• _EXERCISE BRIEF_
Print out each record below, unaltered and complete, without its images.

(Stored data)
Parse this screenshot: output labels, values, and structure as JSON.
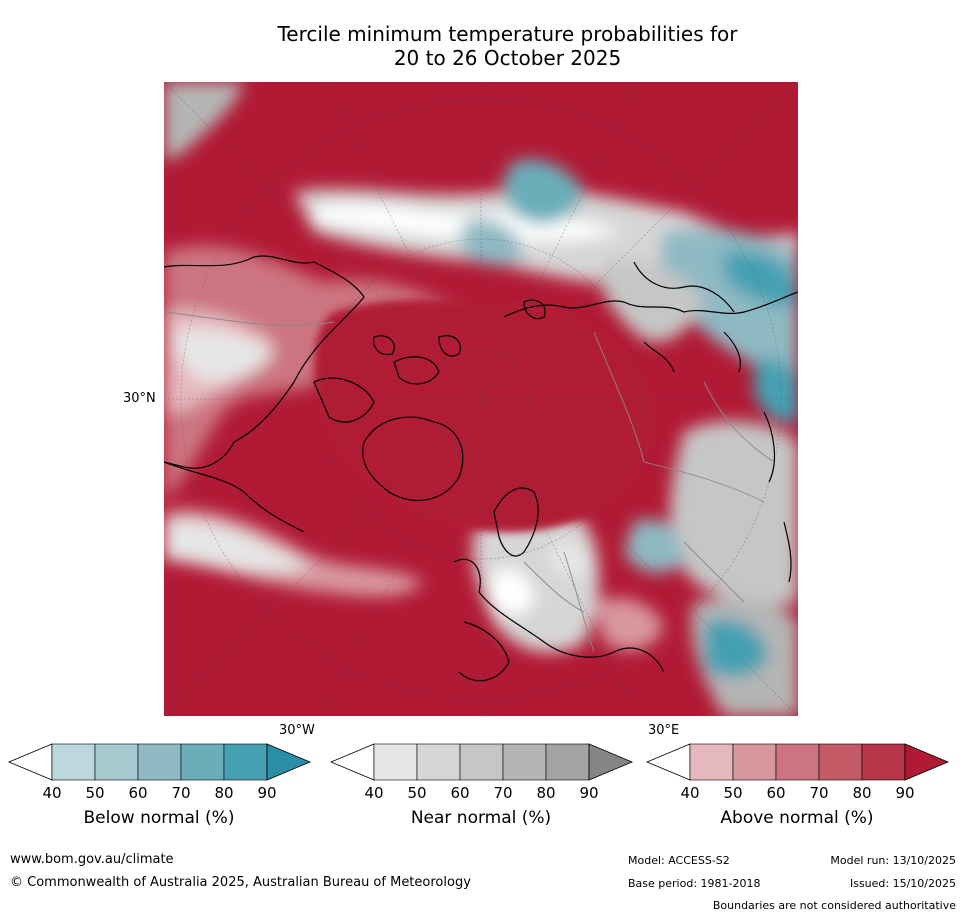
{
  "title": {
    "line1": "Tercile minimum temperature probabilities for",
    "line2": "20 to 26 October 2025"
  },
  "map": {
    "lat_label": "30°N",
    "lon_labels": {
      "west": "30°W",
      "east": "30°E"
    }
  },
  "colorbars": {
    "ticks": [
      "40",
      "50",
      "60",
      "70",
      "80",
      "90"
    ],
    "below": {
      "label": "Below normal (%)",
      "colors": [
        "#ffffff",
        "#bcd8de",
        "#a6c9cf",
        "#8fb9c3",
        "#6aaeb9",
        "#45a0b2",
        "#2a8fa6"
      ]
    },
    "near": {
      "label": "Near normal (%)",
      "colors": [
        "#ffffff",
        "#e6e6e6",
        "#d6d6d6",
        "#c6c6c6",
        "#b5b5b5",
        "#a3a3a3",
        "#858585"
      ]
    },
    "above": {
      "label": "Above normal (%)",
      "colors": [
        "#ffffff",
        "#e4b8be",
        "#d8979f",
        "#cc7580",
        "#c45a66",
        "#b73548",
        "#b11a35"
      ]
    }
  },
  "footer": {
    "url": "www.bom.gov.au/climate",
    "copyright": "© Commonwealth of Australia 2025, Australian Bureau of Meteorology",
    "model": "Model: ACCESS-S2",
    "base_period": "Base period: 1981-2018",
    "model_run": "Model run: 13/10/2025",
    "issued": "Issued: 15/10/2025",
    "disclaimer": "Boundaries are not considered authoritative"
  }
}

• _RESPONSE BELOW_
Parse this screenshot: output labels, values, and structure as JSON.
{
  "title": {
    "line1": "Tercile minimum temperature probabilities for",
    "line2": "20 to 26 October 2025"
  },
  "map": {
    "lat_label": "30°N",
    "lon_labels": {
      "west": "30°W",
      "east": "30°E"
    }
  },
  "colorbars": {
    "ticks": [
      "40",
      "50",
      "60",
      "70",
      "80",
      "90"
    ],
    "below": {
      "label": "Below normal (%)",
      "colors": [
        "#ffffff",
        "#bcd8de",
        "#a6c9cf",
        "#8fb9c3",
        "#6aaeb9",
        "#45a0b2",
        "#2a8fa6"
      ]
    },
    "near": {
      "label": "Near normal (%)",
      "colors": [
        "#ffffff",
        "#e6e6e6",
        "#d6d6d6",
        "#c6c6c6",
        "#b5b5b5",
        "#a3a3a3",
        "#858585"
      ]
    },
    "above": {
      "label": "Above normal (%)",
      "colors": [
        "#ffffff",
        "#e4b8be",
        "#d8979f",
        "#cc7580",
        "#c45a66",
        "#b73548",
        "#b11a35"
      ]
    }
  },
  "footer": {
    "url": "www.bom.gov.au/climate",
    "copyright": "© Commonwealth of Australia 2025, Australian Bureau of Meteorology",
    "model": "Model: ACCESS-S2",
    "base_period": "Base period: 1981-2018",
    "model_run": "Model run: 13/10/2025",
    "issued": "Issued: 15/10/2025",
    "disclaimer": "Boundaries are not considered authoritative"
  }
}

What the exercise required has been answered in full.